--- BEGIN ---
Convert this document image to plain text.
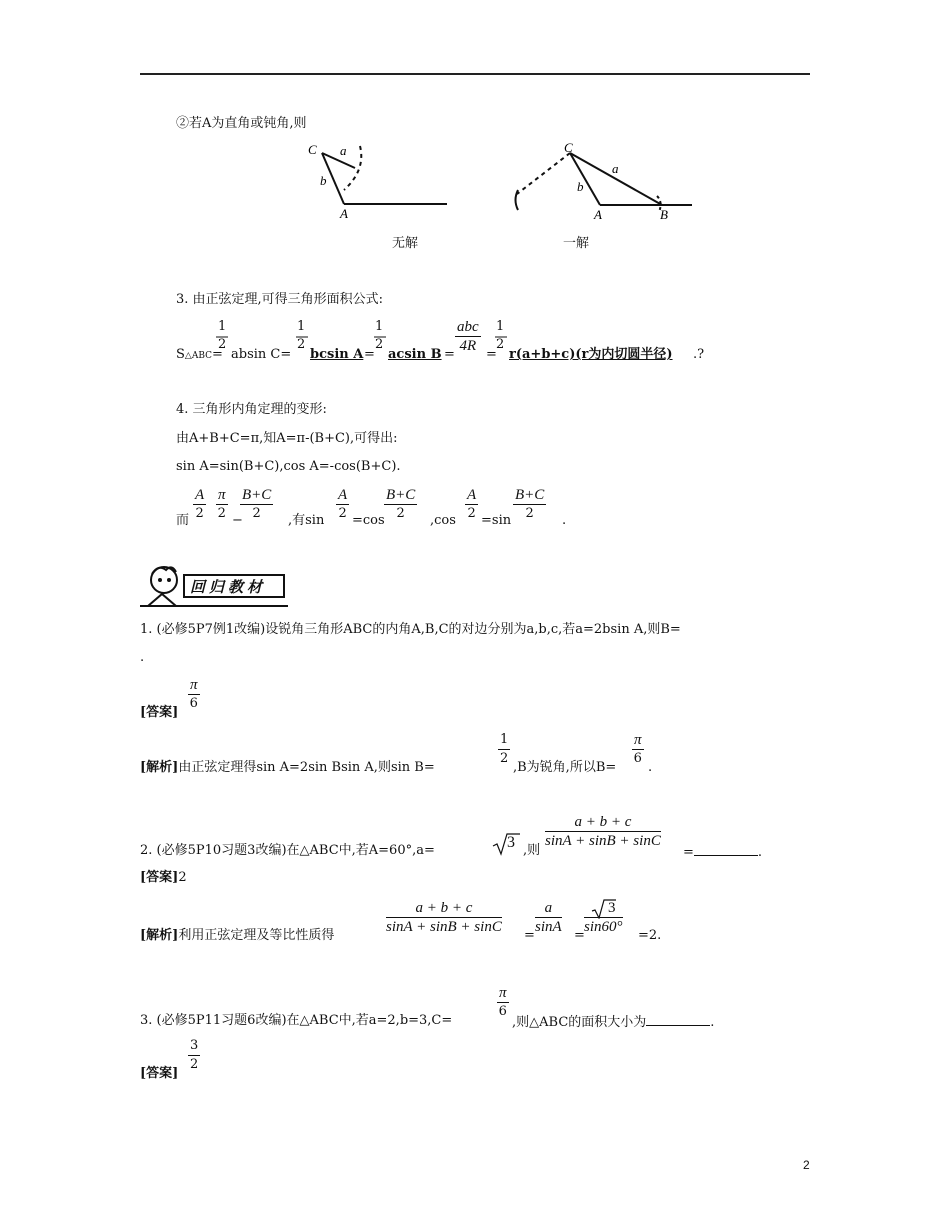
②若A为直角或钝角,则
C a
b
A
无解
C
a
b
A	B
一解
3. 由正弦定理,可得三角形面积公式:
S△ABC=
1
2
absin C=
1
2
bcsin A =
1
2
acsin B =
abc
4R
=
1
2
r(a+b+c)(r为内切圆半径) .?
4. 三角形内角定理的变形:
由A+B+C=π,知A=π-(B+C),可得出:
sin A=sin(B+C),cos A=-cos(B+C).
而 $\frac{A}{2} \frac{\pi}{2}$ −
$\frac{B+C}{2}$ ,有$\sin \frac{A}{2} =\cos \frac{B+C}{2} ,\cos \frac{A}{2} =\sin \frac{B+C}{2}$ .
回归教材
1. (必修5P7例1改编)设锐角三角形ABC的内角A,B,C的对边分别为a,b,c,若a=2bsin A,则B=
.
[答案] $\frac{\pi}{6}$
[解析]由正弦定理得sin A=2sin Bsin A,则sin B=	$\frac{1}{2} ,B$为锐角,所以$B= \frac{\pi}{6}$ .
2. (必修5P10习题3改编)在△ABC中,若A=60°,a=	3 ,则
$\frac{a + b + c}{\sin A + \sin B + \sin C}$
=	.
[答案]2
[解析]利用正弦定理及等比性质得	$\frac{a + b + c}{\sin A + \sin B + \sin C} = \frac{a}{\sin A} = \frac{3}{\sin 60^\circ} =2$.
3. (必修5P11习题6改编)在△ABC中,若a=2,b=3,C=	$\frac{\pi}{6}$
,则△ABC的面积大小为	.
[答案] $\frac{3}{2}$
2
--- END ---
--- BEGIN ---
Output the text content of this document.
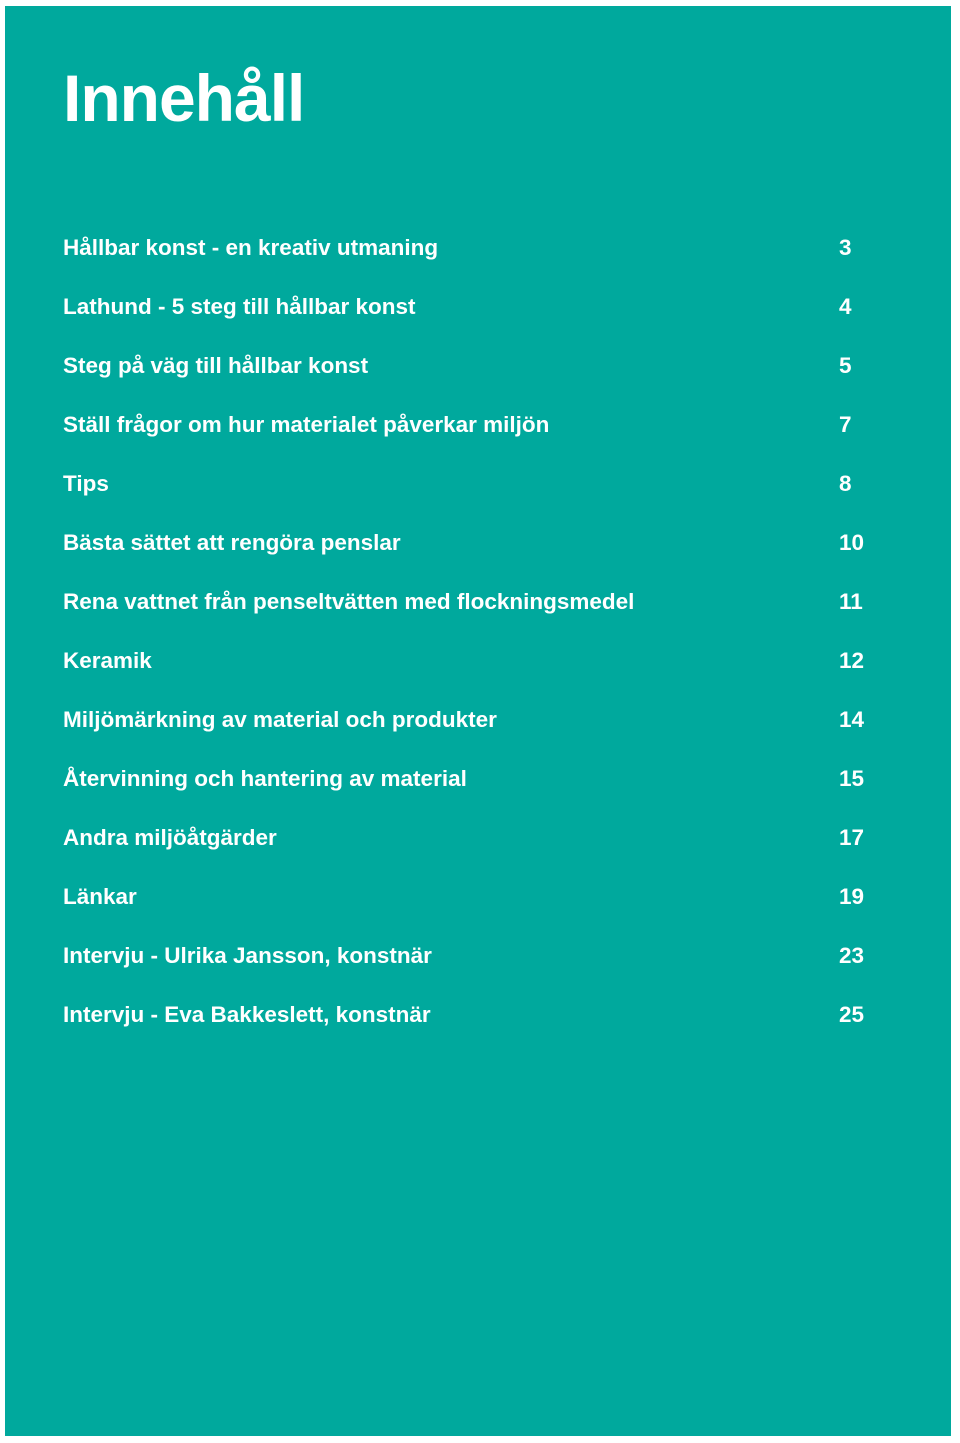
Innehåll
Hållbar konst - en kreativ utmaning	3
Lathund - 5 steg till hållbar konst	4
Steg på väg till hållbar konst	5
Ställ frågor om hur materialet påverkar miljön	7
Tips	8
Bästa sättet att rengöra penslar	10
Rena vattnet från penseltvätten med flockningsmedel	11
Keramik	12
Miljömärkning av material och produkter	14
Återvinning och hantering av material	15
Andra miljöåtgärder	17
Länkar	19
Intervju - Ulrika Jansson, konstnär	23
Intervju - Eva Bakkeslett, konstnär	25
--- END ---
Exercise details
From the listing above, copy every line that holds the string "till".

Solution to this problem
Lathund - 5 steg till hållbar konst	4
Steg på väg till hållbar konst	5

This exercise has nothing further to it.